- What you should do
Write the records below out again exactly as given, with no images.

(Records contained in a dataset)
▬▬▬▬▬▬
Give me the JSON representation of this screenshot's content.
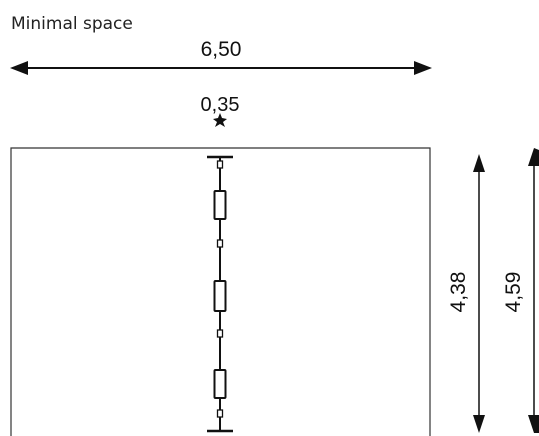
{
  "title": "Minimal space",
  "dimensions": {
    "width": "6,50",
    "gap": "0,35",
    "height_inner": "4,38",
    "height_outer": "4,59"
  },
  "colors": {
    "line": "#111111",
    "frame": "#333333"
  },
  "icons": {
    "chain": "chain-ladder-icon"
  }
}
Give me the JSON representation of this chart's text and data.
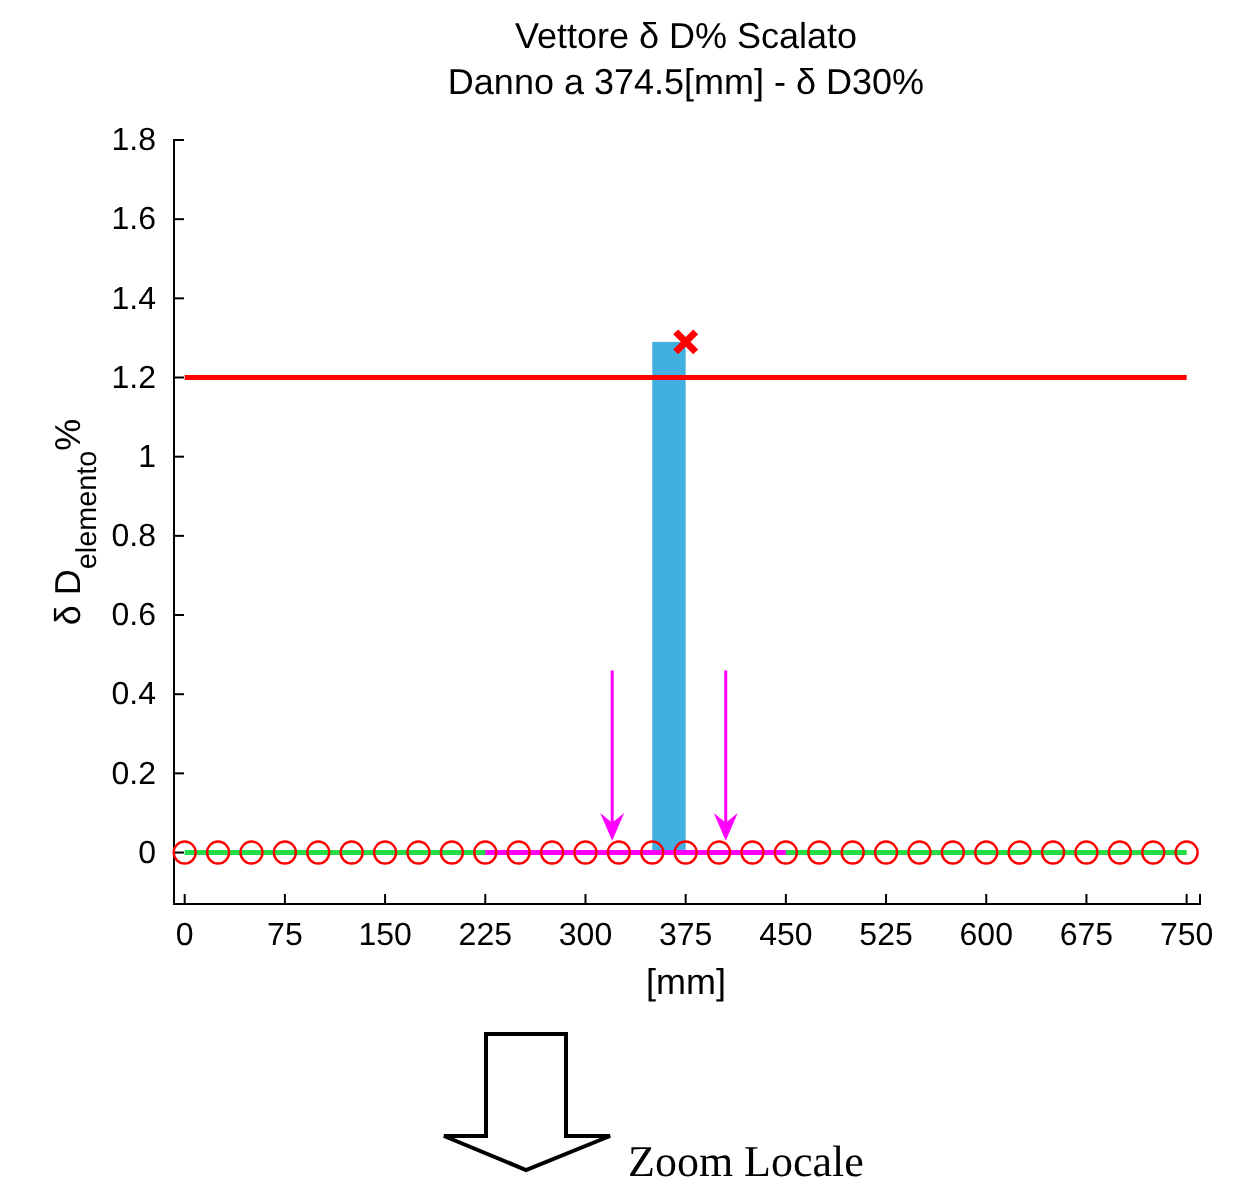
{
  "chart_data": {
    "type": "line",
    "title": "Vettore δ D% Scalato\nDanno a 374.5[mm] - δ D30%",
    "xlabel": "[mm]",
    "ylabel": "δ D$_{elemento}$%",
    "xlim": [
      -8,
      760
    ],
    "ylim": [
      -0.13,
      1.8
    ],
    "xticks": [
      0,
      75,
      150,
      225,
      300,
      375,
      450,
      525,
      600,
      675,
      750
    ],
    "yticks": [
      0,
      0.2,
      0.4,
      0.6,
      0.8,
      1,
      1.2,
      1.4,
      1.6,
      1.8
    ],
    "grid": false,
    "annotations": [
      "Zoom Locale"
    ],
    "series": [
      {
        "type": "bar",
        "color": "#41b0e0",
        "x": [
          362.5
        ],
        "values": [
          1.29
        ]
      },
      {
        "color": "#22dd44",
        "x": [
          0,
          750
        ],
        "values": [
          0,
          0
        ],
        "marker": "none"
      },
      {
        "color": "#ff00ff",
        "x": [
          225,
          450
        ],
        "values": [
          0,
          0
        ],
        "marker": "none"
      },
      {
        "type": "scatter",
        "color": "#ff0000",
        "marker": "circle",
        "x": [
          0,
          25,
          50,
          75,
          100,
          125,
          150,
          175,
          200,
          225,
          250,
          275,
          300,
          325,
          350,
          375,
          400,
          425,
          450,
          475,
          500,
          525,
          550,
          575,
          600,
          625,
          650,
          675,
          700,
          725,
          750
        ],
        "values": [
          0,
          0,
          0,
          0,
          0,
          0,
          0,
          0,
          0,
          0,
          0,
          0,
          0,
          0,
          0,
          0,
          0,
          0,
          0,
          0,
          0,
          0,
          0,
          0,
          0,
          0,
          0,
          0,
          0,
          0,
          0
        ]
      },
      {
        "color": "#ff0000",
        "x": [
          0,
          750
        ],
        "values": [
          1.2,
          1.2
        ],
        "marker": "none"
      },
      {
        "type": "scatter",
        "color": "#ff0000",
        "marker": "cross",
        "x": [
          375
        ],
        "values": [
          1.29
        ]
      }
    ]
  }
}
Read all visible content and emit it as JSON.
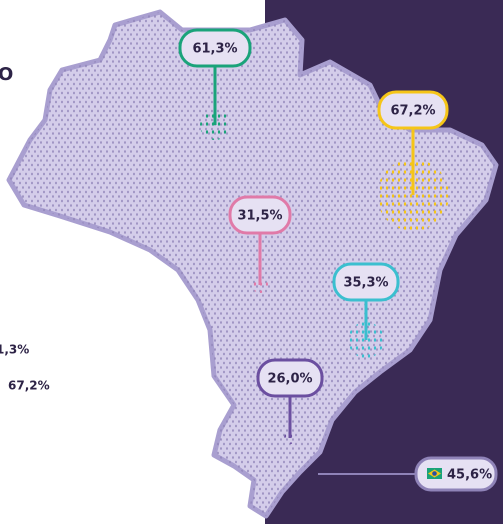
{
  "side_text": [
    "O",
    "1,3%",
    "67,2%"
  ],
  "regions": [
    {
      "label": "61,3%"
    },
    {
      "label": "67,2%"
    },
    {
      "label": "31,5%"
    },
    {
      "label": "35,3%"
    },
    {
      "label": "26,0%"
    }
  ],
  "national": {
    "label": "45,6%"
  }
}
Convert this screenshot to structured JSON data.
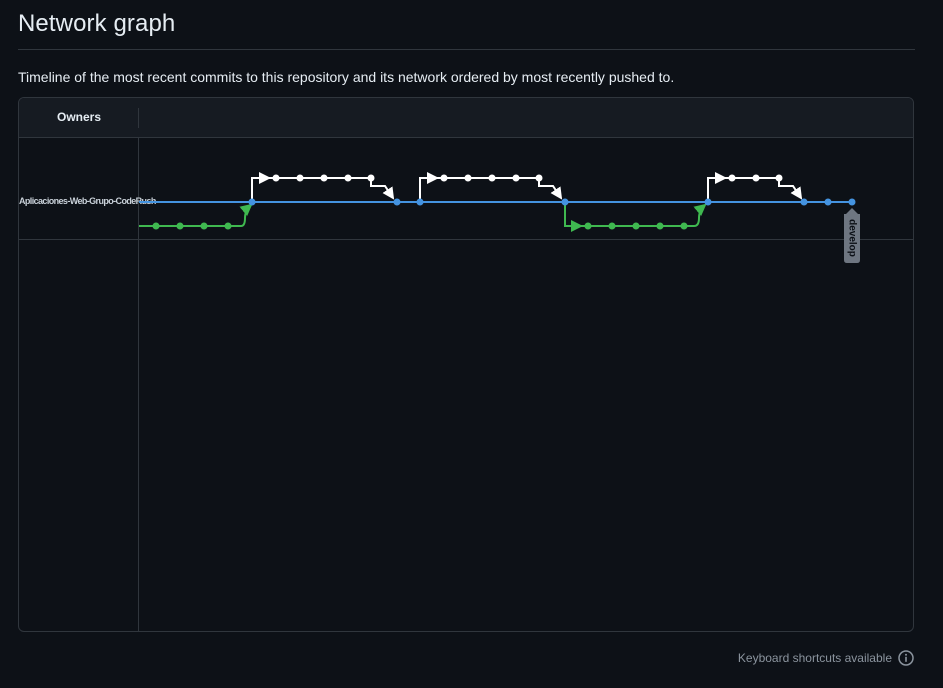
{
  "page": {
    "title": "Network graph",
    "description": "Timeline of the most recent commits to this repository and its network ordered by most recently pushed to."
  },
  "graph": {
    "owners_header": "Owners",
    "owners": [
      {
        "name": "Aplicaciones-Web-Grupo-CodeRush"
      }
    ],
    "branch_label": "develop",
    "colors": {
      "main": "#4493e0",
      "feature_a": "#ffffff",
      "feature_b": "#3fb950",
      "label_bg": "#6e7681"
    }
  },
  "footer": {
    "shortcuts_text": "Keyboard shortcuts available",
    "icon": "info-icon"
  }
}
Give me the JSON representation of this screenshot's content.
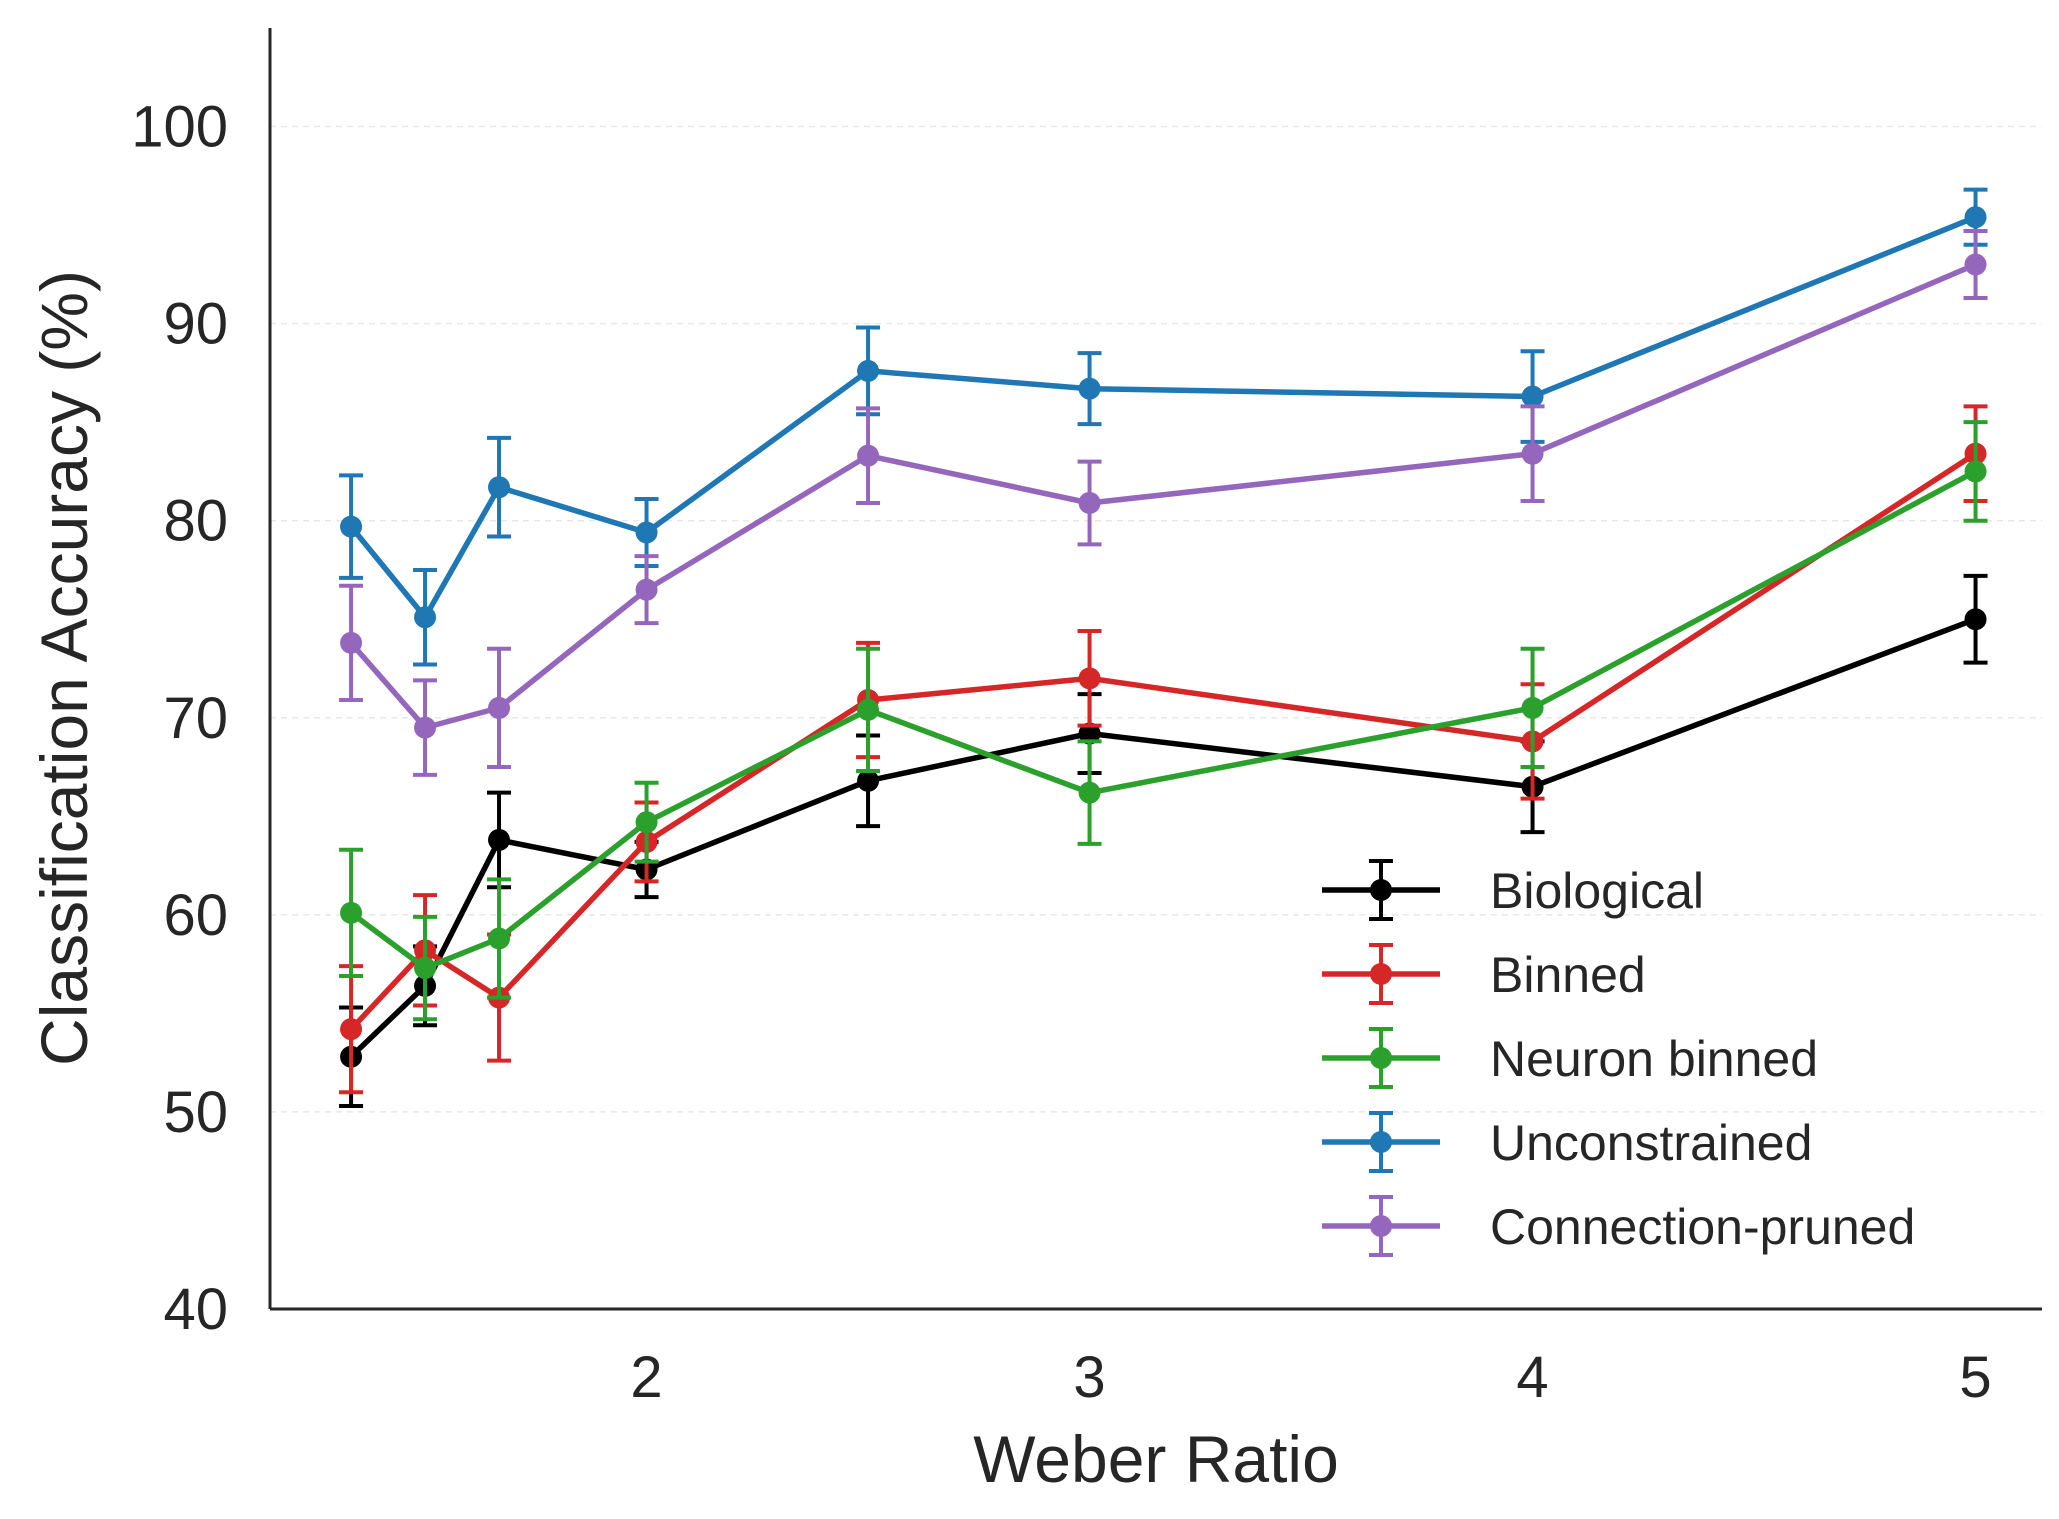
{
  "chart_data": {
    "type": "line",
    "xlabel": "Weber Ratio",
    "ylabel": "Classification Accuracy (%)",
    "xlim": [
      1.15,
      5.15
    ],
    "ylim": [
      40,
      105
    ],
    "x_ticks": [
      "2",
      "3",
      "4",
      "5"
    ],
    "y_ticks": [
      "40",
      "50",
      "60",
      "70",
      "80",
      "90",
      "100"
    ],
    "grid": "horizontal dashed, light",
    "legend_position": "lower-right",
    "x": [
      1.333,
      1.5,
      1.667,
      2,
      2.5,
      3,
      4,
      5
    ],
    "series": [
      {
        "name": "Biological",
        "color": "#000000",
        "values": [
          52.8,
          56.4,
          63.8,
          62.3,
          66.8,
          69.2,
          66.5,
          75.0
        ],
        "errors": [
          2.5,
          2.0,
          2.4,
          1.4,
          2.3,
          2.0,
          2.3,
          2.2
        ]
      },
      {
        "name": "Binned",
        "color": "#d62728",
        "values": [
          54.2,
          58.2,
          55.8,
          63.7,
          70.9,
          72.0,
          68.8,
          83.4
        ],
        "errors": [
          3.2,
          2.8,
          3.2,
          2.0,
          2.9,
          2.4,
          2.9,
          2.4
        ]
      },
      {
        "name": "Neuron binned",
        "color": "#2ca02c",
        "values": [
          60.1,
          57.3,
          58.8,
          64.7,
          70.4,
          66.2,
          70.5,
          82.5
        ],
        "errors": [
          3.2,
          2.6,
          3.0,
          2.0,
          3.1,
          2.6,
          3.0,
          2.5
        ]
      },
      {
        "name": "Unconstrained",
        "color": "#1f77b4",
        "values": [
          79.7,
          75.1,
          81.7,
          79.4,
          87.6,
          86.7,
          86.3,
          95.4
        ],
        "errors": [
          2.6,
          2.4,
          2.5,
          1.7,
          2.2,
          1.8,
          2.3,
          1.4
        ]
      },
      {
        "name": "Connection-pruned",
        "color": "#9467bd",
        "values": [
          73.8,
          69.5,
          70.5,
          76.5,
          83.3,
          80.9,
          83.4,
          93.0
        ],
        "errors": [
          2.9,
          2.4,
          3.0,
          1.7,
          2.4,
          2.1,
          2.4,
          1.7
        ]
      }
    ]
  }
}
▬▬▬▬▬▬
- Exercise response
Give me the JSON representation of this screenshot's content.
{
  "title": "Minimal space",
  "dimensions": {
    "width": "6,50",
    "gap": "0,35",
    "height_inner": "4,38",
    "height_outer": "4,59"
  },
  "colors": {
    "line": "#111111",
    "frame": "#333333"
  },
  "icons": {
    "chain": "chain-ladder-icon"
  }
}
Give me the JSON representation of this chart's text and data.
{
  "chart_data": {
    "type": "line",
    "title": "Vettore δ D% Scalato\nDanno a 374.5[mm] - δ D30%",
    "xlabel": "[mm]",
    "ylabel": "δ D$_{elemento}$%",
    "xlim": [
      -8,
      760
    ],
    "ylim": [
      -0.13,
      1.8
    ],
    "xticks": [
      0,
      75,
      150,
      225,
      300,
      375,
      450,
      525,
      600,
      675,
      750
    ],
    "yticks": [
      0,
      0.2,
      0.4,
      0.6,
      0.8,
      1,
      1.2,
      1.4,
      1.6,
      1.8
    ],
    "grid": false,
    "annotations": [
      "Zoom Locale"
    ],
    "series": [
      {
        "type": "bar",
        "color": "#41b0e0",
        "x": [
          362.5
        ],
        "values": [
          1.29
        ]
      },
      {
        "color": "#22dd44",
        "x": [
          0,
          750
        ],
        "values": [
          0,
          0
        ],
        "marker": "none"
      },
      {
        "color": "#ff00ff",
        "x": [
          225,
          450
        ],
        "values": [
          0,
          0
        ],
        "marker": "none"
      },
      {
        "type": "scatter",
        "color": "#ff0000",
        "marker": "circle",
        "x": [
          0,
          25,
          50,
          75,
          100,
          125,
          150,
          175,
          200,
          225,
          250,
          275,
          300,
          325,
          350,
          375,
          400,
          425,
          450,
          475,
          500,
          525,
          550,
          575,
          600,
          625,
          650,
          675,
          700,
          725,
          750
        ],
        "values": [
          0,
          0,
          0,
          0,
          0,
          0,
          0,
          0,
          0,
          0,
          0,
          0,
          0,
          0,
          0,
          0,
          0,
          0,
          0,
          0,
          0,
          0,
          0,
          0,
          0,
          0,
          0,
          0,
          0,
          0,
          0
        ]
      },
      {
        "color": "#ff0000",
        "x": [
          0,
          750
        ],
        "values": [
          1.2,
          1.2
        ],
        "marker": "none"
      },
      {
        "type": "scatter",
        "color": "#ff0000",
        "marker": "cross",
        "x": [
          375
        ],
        "values": [
          1.29
        ]
      }
    ]
  }
}
Read all visible content and emit it as JSON.
{
  "side_text": [
    "O",
    "1,3%",
    "67,2%"
  ],
  "regions": [
    {
      "label": "61,3%"
    },
    {
      "label": "67,2%"
    },
    {
      "label": "31,5%"
    },
    {
      "label": "35,3%"
    },
    {
      "label": "26,0%"
    }
  ],
  "national": {
    "label": "45,6%"
  }
}
Convert this screenshot to structured JSON data.
{
  "page": {
    "title": "Network graph",
    "description": "Timeline of the most recent commits to this repository and its network ordered by most recently pushed to."
  },
  "graph": {
    "owners_header": "Owners",
    "owners": [
      {
        "name": "Aplicaciones-Web-Grupo-CodeRush"
      }
    ],
    "branch_label": "develop",
    "colors": {
      "main": "#4493e0",
      "feature_a": "#ffffff",
      "feature_b": "#3fb950",
      "label_bg": "#6e7681"
    }
  },
  "footer": {
    "shortcuts_text": "Keyboard shortcuts available",
    "icon": "info-icon"
  }
}
Give me the JSON representation of this screenshot's content.
{
  "chart_data": {
    "type": "line",
    "xlabel": "Weber Ratio",
    "ylabel": "Classification Accuracy (%)",
    "xlim": [
      1.15,
      5.15
    ],
    "ylim": [
      40,
      105
    ],
    "x_ticks": [
      "2",
      "3",
      "4",
      "5"
    ],
    "y_ticks": [
      "40",
      "50",
      "60",
      "70",
      "80",
      "90",
      "100"
    ],
    "grid": "horizontal dashed, light",
    "legend_position": "lower-right",
    "x": [
      1.333,
      1.5,
      1.667,
      2,
      2.5,
      3,
      4,
      5
    ],
    "series": [
      {
        "name": "Biological",
        "color": "#000000",
        "values": [
          52.8,
          56.4,
          63.8,
          62.3,
          66.8,
          69.2,
          66.5,
          75.0
        ],
        "errors": [
          2.5,
          2.0,
          2.4,
          1.4,
          2.3,
          2.0,
          2.3,
          2.2
        ]
      },
      {
        "name": "Binned",
        "color": "#d62728",
        "values": [
          54.2,
          58.2,
          55.8,
          63.7,
          70.9,
          72.0,
          68.8,
          83.4
        ],
        "errors": [
          3.2,
          2.8,
          3.2,
          2.0,
          2.9,
          2.4,
          2.9,
          2.4
        ]
      },
      {
        "name": "Neuron binned",
        "color": "#2ca02c",
        "values": [
          60.1,
          57.3,
          58.8,
          64.7,
          70.4,
          66.2,
          70.5,
          82.5
        ],
        "errors": [
          3.2,
          2.6,
          3.0,
          2.0,
          3.1,
          2.6,
          3.0,
          2.5
        ]
      },
      {
        "name": "Unconstrained",
        "color": "#1f77b4",
        "values": [
          79.7,
          75.1,
          81.7,
          79.4,
          87.6,
          86.7,
          86.3,
          95.4
        ],
        "errors": [
          2.6,
          2.4,
          2.5,
          1.7,
          2.2,
          1.8,
          2.3,
          1.4
        ]
      },
      {
        "name": "Connection-pruned",
        "color": "#9467bd",
        "values": [
          73.8,
          69.5,
          70.5,
          76.5,
          83.3,
          80.9,
          83.4,
          93.0
        ],
        "errors": [
          2.9,
          2.4,
          3.0,
          1.7,
          2.4,
          2.1,
          2.4,
          1.7
        ]
      }
    ]
  }
}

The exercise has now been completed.